Records that describe figures
▼
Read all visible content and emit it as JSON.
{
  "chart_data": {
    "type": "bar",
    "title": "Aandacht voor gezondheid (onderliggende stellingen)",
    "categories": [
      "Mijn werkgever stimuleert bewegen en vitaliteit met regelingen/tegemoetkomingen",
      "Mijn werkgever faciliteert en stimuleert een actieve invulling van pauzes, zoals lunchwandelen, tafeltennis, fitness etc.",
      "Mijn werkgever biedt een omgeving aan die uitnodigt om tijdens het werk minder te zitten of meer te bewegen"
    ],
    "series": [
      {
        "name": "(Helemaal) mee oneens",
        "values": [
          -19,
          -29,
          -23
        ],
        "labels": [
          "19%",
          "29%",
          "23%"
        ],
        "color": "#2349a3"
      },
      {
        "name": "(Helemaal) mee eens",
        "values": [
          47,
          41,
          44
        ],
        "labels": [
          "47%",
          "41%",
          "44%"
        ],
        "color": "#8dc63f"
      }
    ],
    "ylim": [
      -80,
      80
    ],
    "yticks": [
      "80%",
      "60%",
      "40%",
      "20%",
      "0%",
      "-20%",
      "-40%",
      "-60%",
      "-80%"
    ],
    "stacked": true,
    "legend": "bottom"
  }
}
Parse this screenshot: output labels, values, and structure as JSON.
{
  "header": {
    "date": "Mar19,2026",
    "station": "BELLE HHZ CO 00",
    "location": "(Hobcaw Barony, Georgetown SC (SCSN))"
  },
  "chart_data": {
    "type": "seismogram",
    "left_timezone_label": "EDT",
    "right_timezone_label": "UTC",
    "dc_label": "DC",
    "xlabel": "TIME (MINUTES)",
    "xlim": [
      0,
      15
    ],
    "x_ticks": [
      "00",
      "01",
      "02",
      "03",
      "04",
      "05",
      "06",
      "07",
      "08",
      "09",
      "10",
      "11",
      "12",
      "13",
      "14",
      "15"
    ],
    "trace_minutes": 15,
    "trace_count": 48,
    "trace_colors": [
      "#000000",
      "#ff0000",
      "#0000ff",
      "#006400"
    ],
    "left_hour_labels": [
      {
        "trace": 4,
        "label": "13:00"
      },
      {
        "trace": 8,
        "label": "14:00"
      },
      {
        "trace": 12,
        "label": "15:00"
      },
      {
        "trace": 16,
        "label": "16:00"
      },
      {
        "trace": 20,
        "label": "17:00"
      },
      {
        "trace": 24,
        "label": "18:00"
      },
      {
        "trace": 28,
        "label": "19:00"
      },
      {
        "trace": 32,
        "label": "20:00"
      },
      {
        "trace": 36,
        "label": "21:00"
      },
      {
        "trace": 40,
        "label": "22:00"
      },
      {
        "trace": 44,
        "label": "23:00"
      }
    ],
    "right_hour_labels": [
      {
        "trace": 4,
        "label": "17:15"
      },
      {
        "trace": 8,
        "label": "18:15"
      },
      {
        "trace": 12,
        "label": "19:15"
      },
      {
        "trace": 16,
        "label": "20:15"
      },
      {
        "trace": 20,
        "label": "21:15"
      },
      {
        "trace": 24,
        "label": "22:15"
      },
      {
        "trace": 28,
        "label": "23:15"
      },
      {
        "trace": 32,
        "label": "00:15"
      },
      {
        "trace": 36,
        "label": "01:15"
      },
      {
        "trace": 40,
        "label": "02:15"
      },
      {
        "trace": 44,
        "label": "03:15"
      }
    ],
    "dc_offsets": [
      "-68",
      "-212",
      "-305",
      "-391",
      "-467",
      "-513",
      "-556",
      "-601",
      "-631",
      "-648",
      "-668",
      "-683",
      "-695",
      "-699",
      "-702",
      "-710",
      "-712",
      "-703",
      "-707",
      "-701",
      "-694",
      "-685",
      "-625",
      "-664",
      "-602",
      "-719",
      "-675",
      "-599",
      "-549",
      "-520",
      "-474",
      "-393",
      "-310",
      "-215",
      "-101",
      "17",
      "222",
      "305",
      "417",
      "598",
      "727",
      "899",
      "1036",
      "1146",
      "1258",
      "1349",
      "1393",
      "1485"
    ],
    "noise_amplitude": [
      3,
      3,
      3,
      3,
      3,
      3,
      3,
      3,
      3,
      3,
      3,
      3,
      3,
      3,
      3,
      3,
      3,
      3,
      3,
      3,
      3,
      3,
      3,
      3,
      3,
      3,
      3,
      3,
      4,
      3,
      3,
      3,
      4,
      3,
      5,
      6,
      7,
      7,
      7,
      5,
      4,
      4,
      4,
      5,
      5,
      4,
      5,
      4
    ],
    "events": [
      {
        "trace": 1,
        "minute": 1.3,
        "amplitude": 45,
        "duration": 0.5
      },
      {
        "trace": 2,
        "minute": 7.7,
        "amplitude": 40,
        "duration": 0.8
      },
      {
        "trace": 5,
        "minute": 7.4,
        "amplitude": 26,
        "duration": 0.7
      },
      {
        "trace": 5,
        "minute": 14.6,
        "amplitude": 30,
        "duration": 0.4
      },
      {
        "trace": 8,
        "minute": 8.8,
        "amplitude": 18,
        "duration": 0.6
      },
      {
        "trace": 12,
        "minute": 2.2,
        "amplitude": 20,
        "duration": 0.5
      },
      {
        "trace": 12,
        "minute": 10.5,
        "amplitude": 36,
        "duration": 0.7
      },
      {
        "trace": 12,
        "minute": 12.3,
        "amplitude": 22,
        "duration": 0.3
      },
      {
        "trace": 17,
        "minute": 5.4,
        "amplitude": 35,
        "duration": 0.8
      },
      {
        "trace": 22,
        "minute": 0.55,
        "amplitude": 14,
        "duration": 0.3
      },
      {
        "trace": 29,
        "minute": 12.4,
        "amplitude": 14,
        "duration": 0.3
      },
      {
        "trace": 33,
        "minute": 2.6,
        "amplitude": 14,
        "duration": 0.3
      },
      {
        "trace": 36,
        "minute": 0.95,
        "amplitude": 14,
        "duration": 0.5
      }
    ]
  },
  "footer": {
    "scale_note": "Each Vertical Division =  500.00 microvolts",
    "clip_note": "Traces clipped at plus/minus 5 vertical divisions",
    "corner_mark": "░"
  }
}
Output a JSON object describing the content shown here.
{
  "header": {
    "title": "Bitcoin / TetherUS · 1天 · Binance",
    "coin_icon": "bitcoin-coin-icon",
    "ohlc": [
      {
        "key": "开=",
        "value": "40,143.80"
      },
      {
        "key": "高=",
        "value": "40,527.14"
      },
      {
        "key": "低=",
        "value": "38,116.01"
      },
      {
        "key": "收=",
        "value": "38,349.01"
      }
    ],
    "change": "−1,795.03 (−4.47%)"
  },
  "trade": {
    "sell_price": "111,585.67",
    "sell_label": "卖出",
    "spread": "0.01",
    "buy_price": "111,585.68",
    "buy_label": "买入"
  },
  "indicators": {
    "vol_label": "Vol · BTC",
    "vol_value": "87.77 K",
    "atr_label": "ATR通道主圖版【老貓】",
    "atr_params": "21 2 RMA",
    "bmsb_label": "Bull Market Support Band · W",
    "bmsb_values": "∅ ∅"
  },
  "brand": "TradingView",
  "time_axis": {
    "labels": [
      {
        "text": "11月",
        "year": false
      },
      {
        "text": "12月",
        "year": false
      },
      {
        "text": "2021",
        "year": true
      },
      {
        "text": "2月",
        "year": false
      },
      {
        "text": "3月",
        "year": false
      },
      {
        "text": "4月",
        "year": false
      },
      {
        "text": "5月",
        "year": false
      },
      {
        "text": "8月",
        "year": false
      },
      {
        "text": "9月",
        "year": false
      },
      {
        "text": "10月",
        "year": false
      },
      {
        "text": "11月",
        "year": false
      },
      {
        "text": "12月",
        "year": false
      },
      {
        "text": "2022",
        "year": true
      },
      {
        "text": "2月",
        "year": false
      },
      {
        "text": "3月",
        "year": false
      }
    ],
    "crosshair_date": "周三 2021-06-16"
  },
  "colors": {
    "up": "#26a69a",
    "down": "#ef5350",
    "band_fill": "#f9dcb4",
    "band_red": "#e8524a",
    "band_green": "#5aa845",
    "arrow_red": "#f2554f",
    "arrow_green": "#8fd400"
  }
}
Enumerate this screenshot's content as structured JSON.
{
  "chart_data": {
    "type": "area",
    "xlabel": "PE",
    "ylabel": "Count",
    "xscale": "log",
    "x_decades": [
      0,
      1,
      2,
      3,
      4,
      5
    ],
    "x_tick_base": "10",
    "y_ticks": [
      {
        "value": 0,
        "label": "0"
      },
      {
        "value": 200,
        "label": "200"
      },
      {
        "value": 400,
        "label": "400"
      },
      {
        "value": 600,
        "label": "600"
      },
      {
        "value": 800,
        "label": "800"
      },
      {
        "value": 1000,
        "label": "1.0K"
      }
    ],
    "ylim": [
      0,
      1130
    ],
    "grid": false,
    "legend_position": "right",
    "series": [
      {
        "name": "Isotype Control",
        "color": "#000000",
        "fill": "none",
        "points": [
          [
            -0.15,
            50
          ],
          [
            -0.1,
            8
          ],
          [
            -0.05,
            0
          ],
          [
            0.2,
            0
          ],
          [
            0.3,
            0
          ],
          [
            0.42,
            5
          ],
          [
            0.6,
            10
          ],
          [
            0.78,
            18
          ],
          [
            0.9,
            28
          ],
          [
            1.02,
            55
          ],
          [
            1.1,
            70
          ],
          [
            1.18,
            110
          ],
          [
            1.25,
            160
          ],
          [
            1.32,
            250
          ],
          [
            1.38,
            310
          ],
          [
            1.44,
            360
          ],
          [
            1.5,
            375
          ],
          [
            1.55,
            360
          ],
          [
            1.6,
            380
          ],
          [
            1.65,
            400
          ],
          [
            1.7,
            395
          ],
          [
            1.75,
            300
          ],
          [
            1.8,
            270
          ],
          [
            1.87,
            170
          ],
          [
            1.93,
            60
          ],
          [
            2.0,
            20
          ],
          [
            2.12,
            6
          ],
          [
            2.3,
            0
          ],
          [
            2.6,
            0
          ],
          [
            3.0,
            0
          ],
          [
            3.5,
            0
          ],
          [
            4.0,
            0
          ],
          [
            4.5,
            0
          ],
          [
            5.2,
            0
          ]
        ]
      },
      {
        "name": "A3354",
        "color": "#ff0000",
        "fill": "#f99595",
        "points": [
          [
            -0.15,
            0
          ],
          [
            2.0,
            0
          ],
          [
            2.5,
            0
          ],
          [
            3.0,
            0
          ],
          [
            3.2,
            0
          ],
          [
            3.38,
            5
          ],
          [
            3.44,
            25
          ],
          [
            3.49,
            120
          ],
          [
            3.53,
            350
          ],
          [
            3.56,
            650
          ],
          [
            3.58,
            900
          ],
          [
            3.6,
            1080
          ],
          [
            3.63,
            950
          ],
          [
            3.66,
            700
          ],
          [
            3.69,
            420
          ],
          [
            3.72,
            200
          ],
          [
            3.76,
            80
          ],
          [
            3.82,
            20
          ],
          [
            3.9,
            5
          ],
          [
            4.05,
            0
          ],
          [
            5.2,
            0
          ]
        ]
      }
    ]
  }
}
▲
Your instructions >> Count how many lines of the listing above include "this" and report that number alone.

Task solution >> 2